[Your task]: Every line with the word "Bravi" in it should be extracted from the data that follows.

[Supplied material]:
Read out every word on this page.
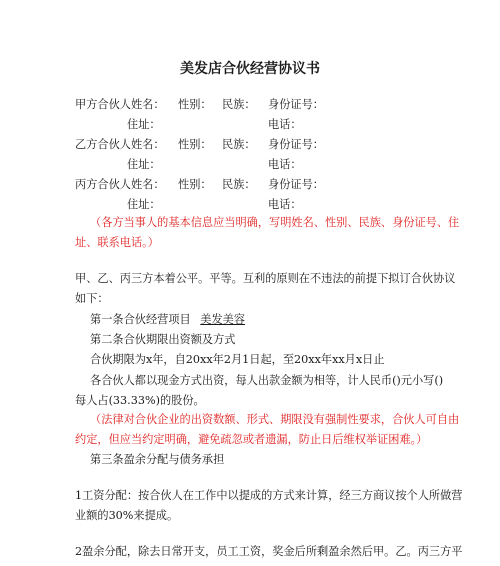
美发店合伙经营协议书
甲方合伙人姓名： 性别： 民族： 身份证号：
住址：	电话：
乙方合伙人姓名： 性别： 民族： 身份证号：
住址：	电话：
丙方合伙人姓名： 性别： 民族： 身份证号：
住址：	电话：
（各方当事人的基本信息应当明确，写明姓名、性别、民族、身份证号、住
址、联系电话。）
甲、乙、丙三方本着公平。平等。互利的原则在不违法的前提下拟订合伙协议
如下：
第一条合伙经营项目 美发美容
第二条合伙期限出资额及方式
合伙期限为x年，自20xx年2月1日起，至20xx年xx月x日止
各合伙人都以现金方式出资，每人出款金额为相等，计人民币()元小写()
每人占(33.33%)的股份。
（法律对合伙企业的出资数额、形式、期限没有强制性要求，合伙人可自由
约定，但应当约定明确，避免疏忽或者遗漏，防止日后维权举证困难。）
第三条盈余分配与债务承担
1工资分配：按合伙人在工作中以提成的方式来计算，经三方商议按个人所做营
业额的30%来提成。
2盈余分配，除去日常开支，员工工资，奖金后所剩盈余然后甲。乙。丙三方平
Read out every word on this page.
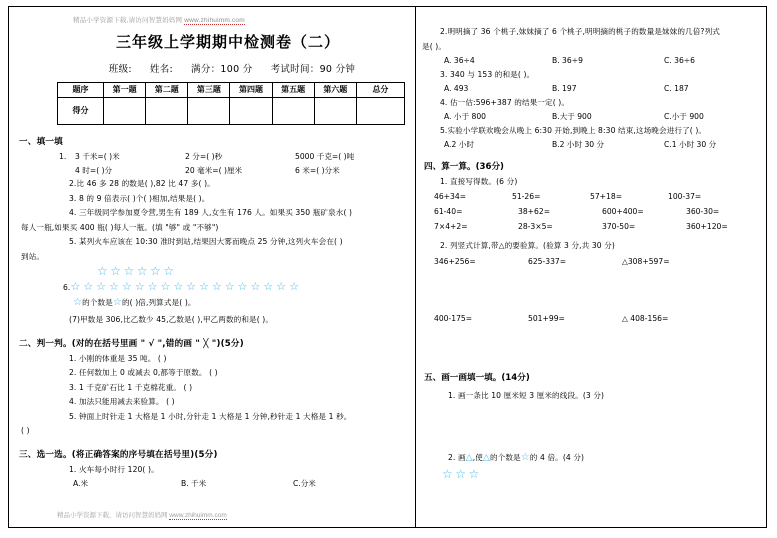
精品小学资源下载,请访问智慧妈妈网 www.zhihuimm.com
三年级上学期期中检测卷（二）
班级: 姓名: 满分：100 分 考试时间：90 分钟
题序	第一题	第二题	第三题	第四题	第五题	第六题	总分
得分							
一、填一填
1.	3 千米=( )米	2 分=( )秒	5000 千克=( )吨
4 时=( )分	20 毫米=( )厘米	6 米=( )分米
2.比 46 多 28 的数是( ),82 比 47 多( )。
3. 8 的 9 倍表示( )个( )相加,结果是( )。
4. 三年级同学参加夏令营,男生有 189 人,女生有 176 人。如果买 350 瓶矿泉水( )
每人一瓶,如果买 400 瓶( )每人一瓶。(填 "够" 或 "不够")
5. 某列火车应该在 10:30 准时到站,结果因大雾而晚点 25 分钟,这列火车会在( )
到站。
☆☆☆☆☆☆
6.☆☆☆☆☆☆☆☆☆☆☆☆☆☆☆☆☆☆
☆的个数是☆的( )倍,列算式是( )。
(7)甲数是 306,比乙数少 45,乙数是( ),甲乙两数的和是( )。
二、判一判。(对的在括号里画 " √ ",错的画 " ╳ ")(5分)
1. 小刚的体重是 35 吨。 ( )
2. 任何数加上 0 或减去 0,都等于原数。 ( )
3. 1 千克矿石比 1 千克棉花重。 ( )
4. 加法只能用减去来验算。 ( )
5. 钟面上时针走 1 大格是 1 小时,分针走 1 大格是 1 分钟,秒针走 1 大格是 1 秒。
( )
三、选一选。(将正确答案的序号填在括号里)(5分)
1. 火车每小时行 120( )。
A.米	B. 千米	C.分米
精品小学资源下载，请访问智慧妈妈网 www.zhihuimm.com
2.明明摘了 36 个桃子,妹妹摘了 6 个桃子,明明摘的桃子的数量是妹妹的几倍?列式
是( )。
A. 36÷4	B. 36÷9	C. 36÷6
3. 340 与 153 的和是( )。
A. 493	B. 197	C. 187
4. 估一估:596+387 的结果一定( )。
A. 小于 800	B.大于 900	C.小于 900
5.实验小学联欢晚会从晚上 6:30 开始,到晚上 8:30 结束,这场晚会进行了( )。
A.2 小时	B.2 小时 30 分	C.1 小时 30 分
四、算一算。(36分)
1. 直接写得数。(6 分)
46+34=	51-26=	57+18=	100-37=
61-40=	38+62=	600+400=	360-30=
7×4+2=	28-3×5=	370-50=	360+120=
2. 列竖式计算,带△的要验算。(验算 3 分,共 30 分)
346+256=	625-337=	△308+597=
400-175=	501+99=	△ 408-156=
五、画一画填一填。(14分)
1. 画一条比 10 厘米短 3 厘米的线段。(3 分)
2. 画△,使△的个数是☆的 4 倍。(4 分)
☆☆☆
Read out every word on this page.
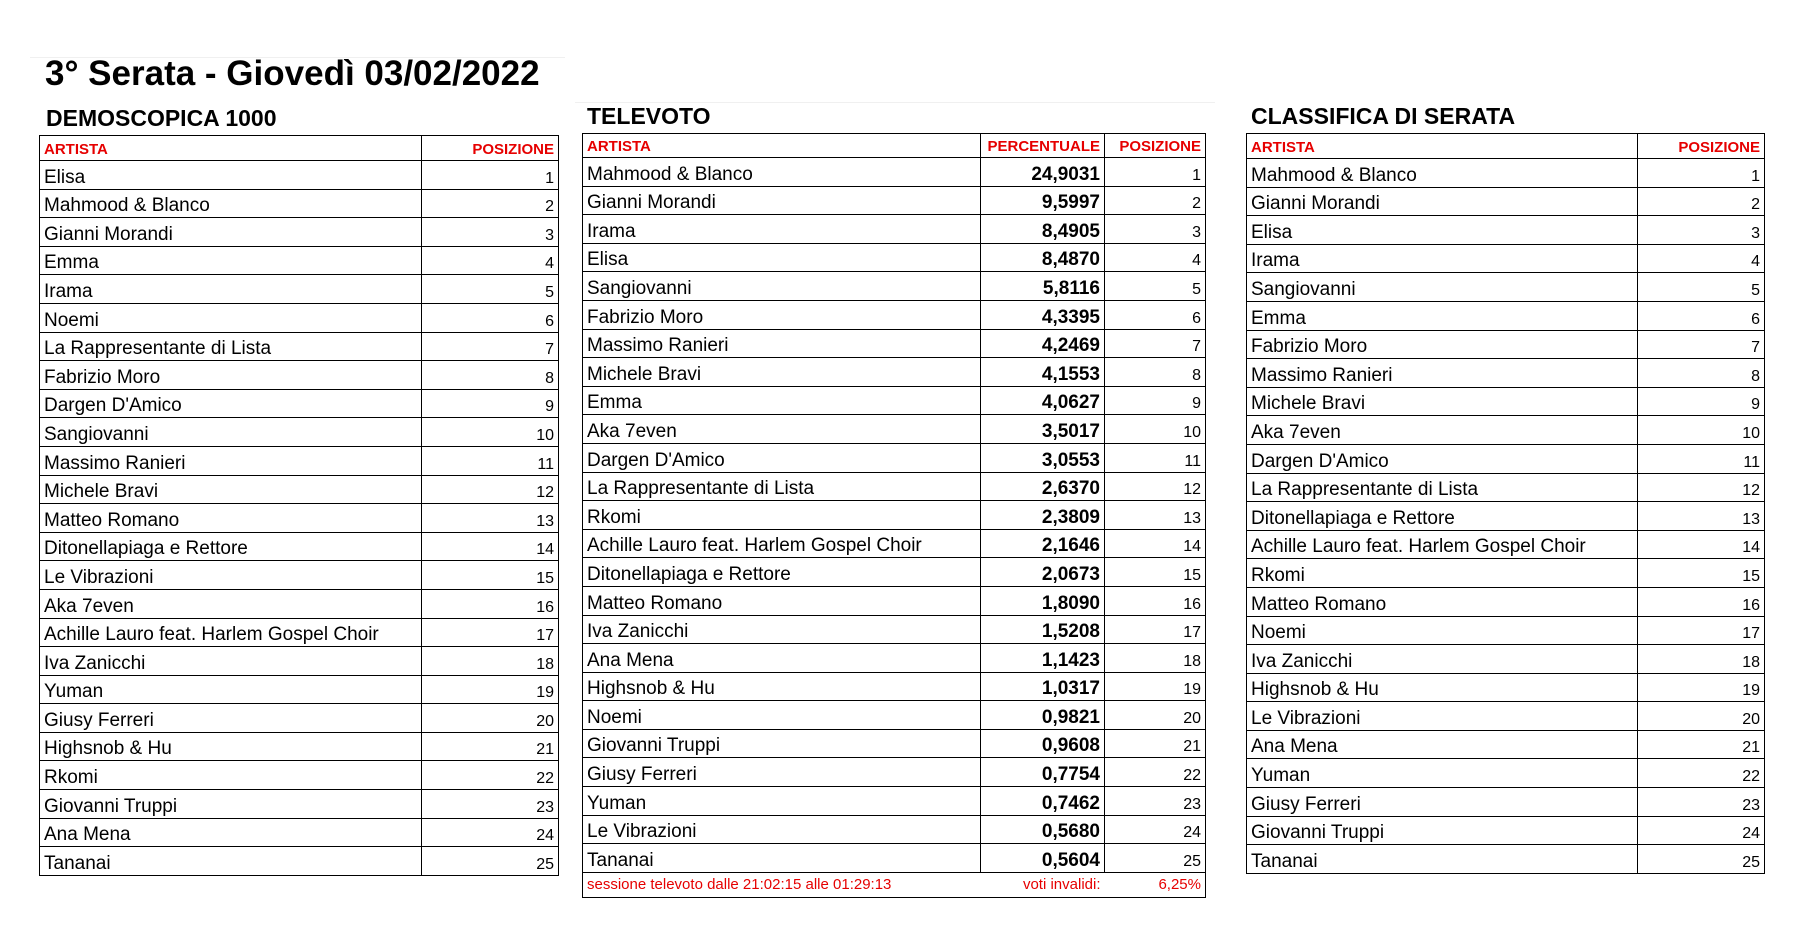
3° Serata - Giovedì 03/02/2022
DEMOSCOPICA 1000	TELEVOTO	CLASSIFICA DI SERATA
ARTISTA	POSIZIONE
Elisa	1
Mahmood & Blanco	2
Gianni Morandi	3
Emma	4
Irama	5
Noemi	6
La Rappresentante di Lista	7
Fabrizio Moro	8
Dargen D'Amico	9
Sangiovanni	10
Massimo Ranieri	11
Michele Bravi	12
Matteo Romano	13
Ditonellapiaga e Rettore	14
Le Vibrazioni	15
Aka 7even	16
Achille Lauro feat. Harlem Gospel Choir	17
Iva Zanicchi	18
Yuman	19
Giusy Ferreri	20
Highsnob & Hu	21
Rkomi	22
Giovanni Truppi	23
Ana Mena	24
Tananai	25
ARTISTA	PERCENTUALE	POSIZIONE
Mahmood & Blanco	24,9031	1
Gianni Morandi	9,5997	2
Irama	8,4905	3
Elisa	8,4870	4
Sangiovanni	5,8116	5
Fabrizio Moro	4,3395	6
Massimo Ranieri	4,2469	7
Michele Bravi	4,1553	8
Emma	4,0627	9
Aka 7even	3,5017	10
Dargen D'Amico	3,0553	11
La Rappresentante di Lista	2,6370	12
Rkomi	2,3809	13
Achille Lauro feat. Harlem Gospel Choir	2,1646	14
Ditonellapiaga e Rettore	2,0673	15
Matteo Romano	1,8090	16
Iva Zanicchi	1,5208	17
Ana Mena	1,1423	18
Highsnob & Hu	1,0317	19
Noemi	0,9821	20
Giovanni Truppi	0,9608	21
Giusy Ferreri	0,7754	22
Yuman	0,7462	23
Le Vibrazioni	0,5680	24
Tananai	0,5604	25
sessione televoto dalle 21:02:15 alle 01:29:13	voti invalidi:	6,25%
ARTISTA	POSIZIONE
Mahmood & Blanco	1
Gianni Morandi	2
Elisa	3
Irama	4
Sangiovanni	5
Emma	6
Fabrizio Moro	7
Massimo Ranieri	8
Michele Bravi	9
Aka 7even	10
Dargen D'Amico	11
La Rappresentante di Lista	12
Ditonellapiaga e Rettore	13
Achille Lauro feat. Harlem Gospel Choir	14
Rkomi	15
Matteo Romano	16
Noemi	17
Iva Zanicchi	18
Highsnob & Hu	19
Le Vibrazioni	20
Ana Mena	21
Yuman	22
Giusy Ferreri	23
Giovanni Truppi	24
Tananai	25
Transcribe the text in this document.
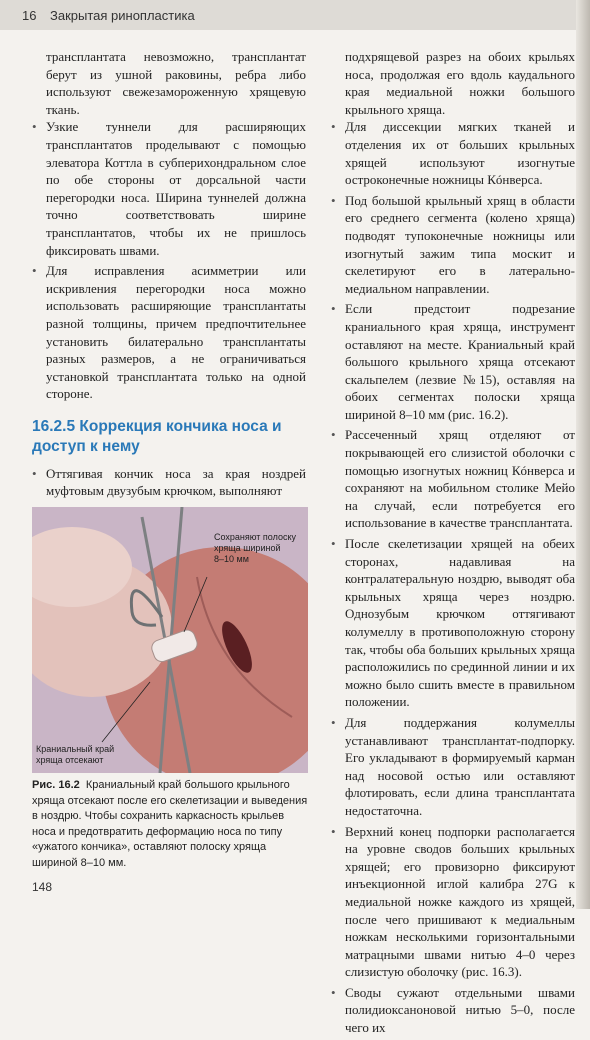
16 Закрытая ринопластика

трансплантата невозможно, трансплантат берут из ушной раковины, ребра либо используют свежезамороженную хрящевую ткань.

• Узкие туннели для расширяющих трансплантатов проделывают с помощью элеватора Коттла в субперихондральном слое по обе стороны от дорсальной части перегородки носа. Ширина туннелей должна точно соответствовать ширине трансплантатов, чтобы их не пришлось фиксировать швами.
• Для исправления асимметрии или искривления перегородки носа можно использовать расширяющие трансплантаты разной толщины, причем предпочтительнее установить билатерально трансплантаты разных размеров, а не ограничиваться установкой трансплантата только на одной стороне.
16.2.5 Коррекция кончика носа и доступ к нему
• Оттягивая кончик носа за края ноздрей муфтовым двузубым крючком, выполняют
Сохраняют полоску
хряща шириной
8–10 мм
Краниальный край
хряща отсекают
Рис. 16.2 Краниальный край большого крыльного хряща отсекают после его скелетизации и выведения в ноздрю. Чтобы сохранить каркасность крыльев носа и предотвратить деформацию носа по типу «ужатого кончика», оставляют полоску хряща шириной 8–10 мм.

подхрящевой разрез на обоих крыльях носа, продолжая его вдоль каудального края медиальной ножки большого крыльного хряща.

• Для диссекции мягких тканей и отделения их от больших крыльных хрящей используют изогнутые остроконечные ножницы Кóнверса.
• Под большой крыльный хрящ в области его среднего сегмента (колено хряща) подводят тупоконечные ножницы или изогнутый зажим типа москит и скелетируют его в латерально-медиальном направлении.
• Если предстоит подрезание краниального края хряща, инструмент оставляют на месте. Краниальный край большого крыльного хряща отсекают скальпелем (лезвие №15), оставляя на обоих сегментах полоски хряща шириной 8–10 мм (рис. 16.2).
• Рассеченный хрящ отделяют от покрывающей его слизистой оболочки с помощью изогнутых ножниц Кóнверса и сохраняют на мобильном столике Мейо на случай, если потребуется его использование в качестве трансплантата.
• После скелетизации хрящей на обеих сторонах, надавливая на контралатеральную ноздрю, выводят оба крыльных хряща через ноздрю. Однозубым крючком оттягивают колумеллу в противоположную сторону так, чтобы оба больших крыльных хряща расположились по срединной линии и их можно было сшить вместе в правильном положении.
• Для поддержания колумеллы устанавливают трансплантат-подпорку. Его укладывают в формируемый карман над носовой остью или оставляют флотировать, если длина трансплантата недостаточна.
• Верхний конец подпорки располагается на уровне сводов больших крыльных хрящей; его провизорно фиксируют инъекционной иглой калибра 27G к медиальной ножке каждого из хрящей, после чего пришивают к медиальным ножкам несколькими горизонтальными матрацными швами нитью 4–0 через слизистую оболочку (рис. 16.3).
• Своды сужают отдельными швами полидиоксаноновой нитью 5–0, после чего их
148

[Result of this exercise]:
Michele Bravi	12
Michele Bravi	4,1553	8
Michele Bravi	9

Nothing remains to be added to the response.